→ WHAT TO DO
From the listing below, extract every line in which the word "individual" appears.

+---+

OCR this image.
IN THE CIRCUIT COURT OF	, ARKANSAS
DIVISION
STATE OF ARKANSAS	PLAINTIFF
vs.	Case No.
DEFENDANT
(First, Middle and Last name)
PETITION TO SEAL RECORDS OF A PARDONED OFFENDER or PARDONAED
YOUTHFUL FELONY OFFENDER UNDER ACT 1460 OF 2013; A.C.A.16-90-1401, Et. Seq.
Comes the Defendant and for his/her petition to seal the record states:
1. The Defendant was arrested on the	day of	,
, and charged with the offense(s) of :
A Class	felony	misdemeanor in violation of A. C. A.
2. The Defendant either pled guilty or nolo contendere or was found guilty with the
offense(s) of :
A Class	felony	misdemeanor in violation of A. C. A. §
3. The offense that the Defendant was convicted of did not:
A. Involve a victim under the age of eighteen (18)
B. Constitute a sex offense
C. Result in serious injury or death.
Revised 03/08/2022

+---+

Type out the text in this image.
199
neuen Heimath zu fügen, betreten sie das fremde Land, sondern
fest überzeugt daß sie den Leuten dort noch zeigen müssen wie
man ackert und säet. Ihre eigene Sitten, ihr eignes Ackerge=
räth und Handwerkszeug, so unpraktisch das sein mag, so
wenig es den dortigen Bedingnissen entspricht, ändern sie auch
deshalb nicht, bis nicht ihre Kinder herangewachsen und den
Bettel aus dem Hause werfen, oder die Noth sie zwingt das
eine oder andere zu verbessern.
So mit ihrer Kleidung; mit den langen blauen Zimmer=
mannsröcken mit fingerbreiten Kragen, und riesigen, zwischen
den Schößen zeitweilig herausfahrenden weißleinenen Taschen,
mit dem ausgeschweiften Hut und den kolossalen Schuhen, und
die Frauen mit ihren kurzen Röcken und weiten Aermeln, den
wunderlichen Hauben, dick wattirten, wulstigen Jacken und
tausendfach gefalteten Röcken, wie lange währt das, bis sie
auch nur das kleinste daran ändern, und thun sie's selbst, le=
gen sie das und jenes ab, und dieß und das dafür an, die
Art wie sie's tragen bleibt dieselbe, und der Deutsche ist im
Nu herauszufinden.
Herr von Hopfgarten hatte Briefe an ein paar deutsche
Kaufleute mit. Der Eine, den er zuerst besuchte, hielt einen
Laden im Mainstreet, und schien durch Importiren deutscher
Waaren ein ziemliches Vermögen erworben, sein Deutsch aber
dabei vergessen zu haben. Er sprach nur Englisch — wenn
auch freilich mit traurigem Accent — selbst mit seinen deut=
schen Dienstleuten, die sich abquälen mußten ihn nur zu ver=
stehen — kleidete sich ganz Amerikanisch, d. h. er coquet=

+---+

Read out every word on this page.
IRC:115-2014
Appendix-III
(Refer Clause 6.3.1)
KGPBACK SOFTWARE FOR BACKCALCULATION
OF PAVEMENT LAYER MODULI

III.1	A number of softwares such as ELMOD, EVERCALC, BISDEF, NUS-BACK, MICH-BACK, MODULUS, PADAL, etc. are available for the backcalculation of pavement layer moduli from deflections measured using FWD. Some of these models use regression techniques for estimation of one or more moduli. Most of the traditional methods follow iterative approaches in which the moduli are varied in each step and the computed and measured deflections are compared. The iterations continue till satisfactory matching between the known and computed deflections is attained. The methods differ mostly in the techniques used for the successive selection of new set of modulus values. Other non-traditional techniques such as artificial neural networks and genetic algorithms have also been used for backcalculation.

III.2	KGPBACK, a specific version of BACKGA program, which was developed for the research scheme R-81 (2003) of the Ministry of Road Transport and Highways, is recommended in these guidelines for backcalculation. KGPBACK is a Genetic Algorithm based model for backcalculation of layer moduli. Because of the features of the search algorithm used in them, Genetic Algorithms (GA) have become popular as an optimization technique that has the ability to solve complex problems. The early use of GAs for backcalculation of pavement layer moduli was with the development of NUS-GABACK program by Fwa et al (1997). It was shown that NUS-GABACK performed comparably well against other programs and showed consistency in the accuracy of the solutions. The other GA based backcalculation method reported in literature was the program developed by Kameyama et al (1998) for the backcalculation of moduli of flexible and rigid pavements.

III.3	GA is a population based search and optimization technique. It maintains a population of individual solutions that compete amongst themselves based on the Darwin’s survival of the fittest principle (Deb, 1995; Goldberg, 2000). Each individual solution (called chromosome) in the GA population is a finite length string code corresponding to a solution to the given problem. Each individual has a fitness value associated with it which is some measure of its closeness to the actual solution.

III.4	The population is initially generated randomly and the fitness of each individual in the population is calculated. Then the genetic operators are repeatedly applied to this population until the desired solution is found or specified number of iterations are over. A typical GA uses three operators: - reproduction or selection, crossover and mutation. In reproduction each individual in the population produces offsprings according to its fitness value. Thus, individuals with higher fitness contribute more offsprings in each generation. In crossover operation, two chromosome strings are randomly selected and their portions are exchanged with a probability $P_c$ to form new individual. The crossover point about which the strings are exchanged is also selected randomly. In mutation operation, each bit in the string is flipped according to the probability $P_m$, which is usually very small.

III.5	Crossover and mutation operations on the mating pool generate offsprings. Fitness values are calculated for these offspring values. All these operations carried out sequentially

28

+---+

→ EXPECTED ANSWER
III.3	GA is a population based search and optimization technique. It maintains a population of individual solutions that compete amongst themselves based on the Darwin’s survival of the fittest principle (Deb, 1995; Goldberg, 2000). Each individual solution (called chromosome) in the GA population is a finite length string code corresponding to a solution to the given problem. Each individual has a fitness value associated with it which is some measure of its closeness to the actual solution.
III.4	The population is initially generated randomly and the fitness of each individual in the population is calculated. Then the genetic operators are repeatedly applied to this population until the desired solution is found or specified number of iterations are over. A typical GA uses three operators: - reproduction or selection, crossover and mutation. In reproduction each individual in the population produces offsprings according to its fitness value. Thus, individuals with higher fitness contribute more offsprings in each generation. In crossover operation, two chromosome strings are randomly selected and their portions are exchanged with a probability $P_c$ to form new individual. The crossover point about which the strings are exchanged is also selected randomly. In mutation operation, each bit in the string is flipped according to the probability $P_m$, which is usually very small.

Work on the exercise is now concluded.